◆ **BRIEF**:
Copy each line in which the string "物流施設" occurs.

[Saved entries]
+++
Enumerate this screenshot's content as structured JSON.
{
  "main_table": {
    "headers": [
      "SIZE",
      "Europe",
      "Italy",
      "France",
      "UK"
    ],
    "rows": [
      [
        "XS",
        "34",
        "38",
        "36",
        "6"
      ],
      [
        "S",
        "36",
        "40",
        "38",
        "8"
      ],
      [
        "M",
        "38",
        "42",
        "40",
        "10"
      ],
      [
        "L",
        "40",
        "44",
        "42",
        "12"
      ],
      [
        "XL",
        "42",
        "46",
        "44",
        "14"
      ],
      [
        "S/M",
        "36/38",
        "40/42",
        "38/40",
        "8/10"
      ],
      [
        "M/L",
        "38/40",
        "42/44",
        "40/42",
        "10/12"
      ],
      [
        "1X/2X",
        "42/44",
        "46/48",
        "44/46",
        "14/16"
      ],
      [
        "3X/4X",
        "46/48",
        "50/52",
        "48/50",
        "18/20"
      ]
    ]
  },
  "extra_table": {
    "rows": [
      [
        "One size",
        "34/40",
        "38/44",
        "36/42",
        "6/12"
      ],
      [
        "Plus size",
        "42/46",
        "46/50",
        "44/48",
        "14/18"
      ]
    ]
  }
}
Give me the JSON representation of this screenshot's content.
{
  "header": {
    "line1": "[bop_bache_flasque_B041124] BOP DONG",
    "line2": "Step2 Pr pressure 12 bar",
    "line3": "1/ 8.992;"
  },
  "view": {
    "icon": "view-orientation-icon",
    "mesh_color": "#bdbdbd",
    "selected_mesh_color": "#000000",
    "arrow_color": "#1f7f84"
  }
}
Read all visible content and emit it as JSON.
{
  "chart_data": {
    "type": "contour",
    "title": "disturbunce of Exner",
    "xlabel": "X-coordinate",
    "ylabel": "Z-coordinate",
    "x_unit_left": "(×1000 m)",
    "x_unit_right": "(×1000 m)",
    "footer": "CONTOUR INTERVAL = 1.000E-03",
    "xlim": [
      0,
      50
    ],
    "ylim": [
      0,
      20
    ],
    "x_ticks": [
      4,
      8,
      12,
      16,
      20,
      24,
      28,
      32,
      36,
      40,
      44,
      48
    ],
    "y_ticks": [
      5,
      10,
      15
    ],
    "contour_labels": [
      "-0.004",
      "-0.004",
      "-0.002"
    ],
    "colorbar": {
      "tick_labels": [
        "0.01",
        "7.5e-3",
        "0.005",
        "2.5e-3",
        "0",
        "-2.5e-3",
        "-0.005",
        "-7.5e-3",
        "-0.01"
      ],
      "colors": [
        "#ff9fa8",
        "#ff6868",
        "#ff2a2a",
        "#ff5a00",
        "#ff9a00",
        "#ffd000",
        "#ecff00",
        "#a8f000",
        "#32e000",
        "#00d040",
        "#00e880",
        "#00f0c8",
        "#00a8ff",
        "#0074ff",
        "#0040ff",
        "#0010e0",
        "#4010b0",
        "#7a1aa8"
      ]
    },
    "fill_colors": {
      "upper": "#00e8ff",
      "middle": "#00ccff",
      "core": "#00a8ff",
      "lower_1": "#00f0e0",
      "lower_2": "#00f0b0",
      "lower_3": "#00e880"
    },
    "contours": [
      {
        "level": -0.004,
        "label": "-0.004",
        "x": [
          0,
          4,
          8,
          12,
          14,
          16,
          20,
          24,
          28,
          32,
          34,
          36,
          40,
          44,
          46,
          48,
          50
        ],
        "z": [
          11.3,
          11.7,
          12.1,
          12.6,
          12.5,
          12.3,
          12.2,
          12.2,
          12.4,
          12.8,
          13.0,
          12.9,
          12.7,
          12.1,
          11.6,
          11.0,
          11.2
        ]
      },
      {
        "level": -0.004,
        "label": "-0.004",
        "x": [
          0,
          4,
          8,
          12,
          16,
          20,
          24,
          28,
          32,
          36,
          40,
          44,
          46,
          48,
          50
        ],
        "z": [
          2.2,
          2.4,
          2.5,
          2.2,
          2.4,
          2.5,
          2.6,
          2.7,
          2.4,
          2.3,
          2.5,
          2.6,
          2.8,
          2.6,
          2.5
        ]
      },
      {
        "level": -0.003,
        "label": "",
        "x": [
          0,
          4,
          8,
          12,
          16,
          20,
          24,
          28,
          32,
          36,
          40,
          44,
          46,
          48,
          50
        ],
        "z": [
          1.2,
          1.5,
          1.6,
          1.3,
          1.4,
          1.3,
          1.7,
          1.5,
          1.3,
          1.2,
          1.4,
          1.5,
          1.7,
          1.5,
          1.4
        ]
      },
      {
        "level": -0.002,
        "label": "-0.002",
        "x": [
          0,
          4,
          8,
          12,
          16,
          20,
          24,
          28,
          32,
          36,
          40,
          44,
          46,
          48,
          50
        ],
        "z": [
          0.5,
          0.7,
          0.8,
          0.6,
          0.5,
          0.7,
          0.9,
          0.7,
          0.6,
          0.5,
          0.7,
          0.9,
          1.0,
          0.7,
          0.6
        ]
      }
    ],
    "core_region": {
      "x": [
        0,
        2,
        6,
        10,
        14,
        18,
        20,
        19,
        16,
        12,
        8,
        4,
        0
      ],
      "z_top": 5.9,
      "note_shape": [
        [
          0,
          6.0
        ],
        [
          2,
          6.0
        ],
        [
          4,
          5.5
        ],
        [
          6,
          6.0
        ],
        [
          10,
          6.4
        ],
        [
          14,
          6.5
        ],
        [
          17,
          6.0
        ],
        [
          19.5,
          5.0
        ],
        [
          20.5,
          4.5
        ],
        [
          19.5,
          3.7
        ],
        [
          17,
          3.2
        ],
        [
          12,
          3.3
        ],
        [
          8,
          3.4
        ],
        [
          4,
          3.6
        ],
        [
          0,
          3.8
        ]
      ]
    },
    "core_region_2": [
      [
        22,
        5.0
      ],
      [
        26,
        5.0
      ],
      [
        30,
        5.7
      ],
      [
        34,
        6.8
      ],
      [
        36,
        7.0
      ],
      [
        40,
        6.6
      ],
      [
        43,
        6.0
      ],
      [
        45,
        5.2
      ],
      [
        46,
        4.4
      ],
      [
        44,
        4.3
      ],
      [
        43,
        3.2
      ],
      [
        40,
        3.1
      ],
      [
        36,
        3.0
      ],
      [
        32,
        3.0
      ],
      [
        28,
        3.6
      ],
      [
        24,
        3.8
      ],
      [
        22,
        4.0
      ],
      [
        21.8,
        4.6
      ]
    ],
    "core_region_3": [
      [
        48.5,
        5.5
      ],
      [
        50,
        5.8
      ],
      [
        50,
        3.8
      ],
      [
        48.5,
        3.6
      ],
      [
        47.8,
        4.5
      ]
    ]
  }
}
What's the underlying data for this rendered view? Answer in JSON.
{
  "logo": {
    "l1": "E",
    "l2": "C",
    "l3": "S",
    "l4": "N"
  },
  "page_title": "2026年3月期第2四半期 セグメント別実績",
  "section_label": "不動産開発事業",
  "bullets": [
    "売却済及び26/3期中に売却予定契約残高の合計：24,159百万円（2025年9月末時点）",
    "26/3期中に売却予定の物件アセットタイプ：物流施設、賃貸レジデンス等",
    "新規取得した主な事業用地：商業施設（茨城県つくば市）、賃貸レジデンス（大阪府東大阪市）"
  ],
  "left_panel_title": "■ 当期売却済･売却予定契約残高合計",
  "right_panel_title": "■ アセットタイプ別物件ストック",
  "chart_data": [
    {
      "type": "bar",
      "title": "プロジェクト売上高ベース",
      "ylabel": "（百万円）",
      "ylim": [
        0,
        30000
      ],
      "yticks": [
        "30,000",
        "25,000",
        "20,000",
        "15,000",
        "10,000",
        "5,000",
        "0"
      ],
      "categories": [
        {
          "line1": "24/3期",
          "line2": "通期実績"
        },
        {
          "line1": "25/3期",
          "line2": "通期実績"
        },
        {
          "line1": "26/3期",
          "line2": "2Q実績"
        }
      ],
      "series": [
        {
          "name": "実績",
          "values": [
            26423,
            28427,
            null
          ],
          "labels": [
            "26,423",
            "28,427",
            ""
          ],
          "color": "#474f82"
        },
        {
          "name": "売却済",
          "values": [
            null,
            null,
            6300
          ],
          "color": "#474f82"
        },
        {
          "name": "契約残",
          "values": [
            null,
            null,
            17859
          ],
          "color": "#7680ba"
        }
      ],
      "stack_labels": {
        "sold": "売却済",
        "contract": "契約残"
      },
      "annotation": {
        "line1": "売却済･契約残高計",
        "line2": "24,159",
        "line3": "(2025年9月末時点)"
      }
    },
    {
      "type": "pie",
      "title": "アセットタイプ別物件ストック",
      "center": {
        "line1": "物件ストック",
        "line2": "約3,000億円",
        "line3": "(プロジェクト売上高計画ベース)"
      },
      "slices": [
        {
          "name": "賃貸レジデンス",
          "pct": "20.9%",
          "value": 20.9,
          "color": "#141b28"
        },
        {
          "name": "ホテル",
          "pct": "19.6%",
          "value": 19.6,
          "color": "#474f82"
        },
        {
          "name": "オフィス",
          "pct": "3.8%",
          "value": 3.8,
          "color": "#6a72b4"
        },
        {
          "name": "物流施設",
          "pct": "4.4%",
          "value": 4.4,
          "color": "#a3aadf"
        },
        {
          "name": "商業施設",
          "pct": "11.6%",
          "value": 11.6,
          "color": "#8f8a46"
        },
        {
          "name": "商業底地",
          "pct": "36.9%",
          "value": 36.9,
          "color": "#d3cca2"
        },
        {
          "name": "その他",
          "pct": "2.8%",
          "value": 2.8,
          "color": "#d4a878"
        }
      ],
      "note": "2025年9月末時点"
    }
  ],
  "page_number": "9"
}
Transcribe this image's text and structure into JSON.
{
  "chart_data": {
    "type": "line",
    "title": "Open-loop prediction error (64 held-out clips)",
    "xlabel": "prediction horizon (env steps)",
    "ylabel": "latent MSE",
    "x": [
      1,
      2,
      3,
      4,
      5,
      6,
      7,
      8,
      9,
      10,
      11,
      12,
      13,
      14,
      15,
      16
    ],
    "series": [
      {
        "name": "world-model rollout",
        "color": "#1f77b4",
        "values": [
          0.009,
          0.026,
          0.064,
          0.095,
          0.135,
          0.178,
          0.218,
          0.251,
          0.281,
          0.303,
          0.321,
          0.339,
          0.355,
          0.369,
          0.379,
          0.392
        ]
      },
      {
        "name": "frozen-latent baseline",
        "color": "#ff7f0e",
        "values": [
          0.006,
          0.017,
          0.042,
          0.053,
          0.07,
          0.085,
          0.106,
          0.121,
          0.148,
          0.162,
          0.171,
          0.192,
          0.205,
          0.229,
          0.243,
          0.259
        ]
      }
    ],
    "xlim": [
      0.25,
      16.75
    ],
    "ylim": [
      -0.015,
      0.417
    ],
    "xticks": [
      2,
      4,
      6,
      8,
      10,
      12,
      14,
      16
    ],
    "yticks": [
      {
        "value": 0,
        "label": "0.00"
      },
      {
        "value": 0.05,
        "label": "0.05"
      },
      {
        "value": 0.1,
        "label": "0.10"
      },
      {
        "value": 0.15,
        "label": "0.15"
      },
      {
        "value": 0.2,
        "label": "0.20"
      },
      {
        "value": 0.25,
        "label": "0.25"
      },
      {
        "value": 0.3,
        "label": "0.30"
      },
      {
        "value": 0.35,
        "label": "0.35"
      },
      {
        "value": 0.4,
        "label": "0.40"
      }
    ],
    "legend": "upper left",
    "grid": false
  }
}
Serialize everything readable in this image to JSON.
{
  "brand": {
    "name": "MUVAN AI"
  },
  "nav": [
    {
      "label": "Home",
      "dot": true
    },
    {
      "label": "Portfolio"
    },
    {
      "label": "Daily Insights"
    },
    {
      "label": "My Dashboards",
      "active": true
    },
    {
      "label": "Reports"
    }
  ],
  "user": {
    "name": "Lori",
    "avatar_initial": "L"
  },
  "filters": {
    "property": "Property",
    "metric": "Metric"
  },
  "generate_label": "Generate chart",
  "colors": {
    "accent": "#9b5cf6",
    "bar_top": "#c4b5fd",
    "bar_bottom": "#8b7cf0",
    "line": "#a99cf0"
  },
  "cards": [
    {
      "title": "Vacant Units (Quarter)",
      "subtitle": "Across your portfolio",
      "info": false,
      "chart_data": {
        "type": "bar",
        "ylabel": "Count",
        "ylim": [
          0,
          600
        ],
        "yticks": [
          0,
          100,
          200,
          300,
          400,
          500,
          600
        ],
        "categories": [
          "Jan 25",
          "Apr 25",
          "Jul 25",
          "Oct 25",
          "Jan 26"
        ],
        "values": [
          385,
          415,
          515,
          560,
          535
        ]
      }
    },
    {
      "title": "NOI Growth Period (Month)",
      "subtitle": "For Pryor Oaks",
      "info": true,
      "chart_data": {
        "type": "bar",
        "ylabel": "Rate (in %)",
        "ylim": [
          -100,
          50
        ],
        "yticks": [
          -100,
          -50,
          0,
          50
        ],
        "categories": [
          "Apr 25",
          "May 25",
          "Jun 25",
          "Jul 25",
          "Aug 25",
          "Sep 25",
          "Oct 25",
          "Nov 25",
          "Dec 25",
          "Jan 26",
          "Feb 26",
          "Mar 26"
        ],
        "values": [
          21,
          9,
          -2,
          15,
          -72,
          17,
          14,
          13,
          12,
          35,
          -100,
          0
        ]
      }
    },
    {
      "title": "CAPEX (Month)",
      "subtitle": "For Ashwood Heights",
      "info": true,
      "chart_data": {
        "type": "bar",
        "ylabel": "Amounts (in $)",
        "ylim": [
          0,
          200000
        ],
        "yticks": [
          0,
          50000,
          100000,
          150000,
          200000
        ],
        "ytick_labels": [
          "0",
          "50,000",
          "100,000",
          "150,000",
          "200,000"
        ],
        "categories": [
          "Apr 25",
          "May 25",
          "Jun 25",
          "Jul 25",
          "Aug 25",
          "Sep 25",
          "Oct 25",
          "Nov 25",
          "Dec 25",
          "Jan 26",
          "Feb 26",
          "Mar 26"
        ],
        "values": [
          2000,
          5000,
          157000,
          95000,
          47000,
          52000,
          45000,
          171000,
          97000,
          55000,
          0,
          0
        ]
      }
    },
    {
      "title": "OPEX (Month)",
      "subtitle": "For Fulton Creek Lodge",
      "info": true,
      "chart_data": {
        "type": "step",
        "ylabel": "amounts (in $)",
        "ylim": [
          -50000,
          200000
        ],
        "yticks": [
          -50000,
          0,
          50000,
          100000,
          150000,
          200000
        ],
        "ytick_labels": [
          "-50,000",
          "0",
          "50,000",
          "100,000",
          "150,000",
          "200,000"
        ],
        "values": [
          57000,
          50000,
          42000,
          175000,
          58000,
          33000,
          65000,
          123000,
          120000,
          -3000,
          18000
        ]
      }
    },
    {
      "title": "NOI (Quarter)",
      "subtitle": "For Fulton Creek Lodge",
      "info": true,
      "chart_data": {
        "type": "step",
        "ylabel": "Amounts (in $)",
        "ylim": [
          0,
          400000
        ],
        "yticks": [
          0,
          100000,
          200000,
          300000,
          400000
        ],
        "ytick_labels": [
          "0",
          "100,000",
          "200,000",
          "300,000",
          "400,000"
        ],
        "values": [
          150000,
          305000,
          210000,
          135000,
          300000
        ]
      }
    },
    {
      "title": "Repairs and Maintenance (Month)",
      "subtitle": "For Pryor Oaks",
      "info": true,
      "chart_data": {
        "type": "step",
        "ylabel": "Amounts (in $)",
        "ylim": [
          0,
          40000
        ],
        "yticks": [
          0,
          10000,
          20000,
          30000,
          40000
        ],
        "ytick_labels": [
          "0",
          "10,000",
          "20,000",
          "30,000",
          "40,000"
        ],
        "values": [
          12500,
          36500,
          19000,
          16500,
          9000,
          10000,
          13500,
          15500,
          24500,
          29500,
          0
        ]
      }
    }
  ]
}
+++
◆ **THE RESPONSE**:
    "26/3期中に売却予定の物件アセットタイプ：物流施設、賃貸レジデンス等",
          "name": "物流施設",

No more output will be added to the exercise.